> _Problem requirements_
Reproduce all entries precisely, down to the last character.

Source data
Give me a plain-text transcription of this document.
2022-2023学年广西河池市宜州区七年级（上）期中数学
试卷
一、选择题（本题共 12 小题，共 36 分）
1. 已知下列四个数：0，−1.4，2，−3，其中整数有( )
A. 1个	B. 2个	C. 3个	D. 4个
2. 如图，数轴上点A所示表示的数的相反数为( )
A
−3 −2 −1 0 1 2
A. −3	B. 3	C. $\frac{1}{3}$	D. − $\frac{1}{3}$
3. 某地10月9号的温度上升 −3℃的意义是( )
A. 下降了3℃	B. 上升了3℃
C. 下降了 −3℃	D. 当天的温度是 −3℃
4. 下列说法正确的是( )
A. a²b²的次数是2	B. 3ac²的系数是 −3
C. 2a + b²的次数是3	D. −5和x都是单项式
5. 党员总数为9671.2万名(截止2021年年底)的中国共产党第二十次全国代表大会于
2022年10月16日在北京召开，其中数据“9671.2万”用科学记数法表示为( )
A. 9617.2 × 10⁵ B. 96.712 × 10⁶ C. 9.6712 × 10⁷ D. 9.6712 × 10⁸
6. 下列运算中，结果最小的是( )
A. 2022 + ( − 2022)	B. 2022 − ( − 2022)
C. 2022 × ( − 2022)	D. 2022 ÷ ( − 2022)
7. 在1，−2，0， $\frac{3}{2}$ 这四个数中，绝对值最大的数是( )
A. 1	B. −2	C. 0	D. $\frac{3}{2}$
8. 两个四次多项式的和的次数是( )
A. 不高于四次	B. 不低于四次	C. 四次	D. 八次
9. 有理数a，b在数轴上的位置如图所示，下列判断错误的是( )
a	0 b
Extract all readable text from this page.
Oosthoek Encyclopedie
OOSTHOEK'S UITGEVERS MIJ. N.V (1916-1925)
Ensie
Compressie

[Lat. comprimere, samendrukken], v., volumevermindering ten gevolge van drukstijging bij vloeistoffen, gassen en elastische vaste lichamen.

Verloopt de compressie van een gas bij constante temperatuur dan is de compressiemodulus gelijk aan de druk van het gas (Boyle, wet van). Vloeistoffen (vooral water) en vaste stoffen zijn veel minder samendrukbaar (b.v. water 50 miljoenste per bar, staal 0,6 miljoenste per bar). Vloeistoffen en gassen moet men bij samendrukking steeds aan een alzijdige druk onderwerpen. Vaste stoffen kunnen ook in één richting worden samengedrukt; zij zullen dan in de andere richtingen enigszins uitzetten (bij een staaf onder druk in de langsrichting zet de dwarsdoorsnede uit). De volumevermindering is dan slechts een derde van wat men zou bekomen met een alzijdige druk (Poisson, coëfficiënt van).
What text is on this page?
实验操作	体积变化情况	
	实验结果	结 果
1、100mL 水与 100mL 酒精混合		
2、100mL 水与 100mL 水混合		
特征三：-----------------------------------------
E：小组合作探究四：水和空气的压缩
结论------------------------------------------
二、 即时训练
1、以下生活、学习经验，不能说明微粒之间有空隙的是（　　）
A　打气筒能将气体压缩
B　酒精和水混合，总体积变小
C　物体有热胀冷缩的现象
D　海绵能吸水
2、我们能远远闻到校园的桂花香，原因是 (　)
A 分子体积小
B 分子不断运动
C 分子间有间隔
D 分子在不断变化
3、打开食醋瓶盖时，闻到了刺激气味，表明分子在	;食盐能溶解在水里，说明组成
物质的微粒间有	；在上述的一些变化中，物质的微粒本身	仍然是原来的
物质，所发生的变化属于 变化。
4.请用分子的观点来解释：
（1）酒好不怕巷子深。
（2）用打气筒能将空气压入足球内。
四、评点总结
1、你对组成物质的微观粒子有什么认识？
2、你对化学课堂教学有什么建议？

> _Solved problem_
Give me a plain-text transcription of this document.
2022-2023学年广西河池市宜州区七年级（上）期中数学
试卷
一、选择题（本题共 12 小题，共 36 分）
1. 已知下列四个数：0，−1.4，2，−3，其中整数有( )
A. 1个	B. 2个	C. 3个	D. 4个
2. 如图，数轴上点A所示表示的数的相反数为( )
A
−3 −2 −1 0 1 2
A. −3	B. 3	C. $\frac{1}{3}$	D. − $\frac{1}{3}$
3. 某地10月9号的温度上升 −3℃的意义是( )
A. 下降了3℃	B. 上升了3℃
C. 下降了 −3℃	D. 当天的温度是 −3℃
4. 下列说法正确的是( )
A. a²b²的次数是2	B. 3ac²的系数是 −3
C. 2a + b²的次数是3	D. −5和x都是单项式
5. 党员总数为9671.2万名(截止2021年年底)的中国共产党第二十次全国代表大会于
2022年10月16日在北京召开，其中数据“9671.2万”用科学记数法表示为( )
A. 9617.2 × 10⁵ B. 96.712 × 10⁶ C. 9.6712 × 10⁷ D. 9.6712 × 10⁸
6. 下列运算中，结果最小的是( )
A. 2022 + ( − 2022)	B. 2022 − ( − 2022)
C. 2022 × ( − 2022)	D. 2022 ÷ ( − 2022)
7. 在1，−2，0， $\frac{3}{2}$ 这四个数中，绝对值最大的数是( )
A. 1	B. −2	C. 0	D. $\frac{3}{2}$
8. 两个四次多项式的和的次数是( )
A. 不高于四次	B. 不低于四次	C. 四次	D. 八次
9. 有理数a，b在数轴上的位置如图所示，下列判断错误的是( )
a	0 b
Extract all readable text from this page.
Oosthoek Encyclopedie
OOSTHOEK'S UITGEVERS MIJ. N.V (1916-1925)
Ensie
Compressie

[Lat. comprimere, samendrukken], v., volumevermindering ten gevolge van drukstijging bij vloeistoffen, gassen en elastische vaste lichamen.

Verloopt de compressie van een gas bij constante temperatuur dan is de compressiemodulus gelijk aan de druk van het gas (Boyle, wet van). Vloeistoffen (vooral water) en vaste stoffen zijn veel minder samendrukbaar (b.v. water 50 miljoenste per bar, staal 0,6 miljoenste per bar). Vloeistoffen en gassen moet men bij samendrukking steeds aan een alzijdige druk onderwerpen. Vaste stoffen kunnen ook in één richting worden samengedrukt; zij zullen dan in de andere richtingen enigszins uitzetten (bij een staaf onder druk in de langsrichting zet de dwarsdoorsnede uit). De volumevermindering is dan slechts een derde van wat men zou bekomen met een alzijdige druk (Poisson, coëfficiënt van).
What text is on this page?
实验操作	体积变化情况	
	实验结果	结 果
1、100mL 水与 100mL 酒精混合		
2、100mL 水与 100mL 水混合		
特征三：-----------------------------------------
E：小组合作探究四：水和空气的压缩
结论------------------------------------------
二、 即时训练
1、以下生活、学习经验，不能说明微粒之间有空隙的是（　　）
A　打气筒能将气体压缩
B　酒精和水混合，总体积变小
C　物体有热胀冷缩的现象
D　海绵能吸水
2、我们能远远闻到校园的桂花香，原因是 (　)
A 分子体积小
B 分子不断运动
C 分子间有间隔
D 分子在不断变化
3、打开食醋瓶盖时，闻到了刺激气味，表明分子在	;食盐能溶解在水里，说明组成
物质的微粒间有	；在上述的一些变化中，物质的微粒本身	仍然是原来的
物质，所发生的变化属于 变化。
4.请用分子的观点来解释：
（1）酒好不怕巷子深。
（2）用打气筒能将空气压入足球内。
四、评点总结
1、你对组成物质的微观粒子有什么认识？
2、你对化学课堂教学有什么建议？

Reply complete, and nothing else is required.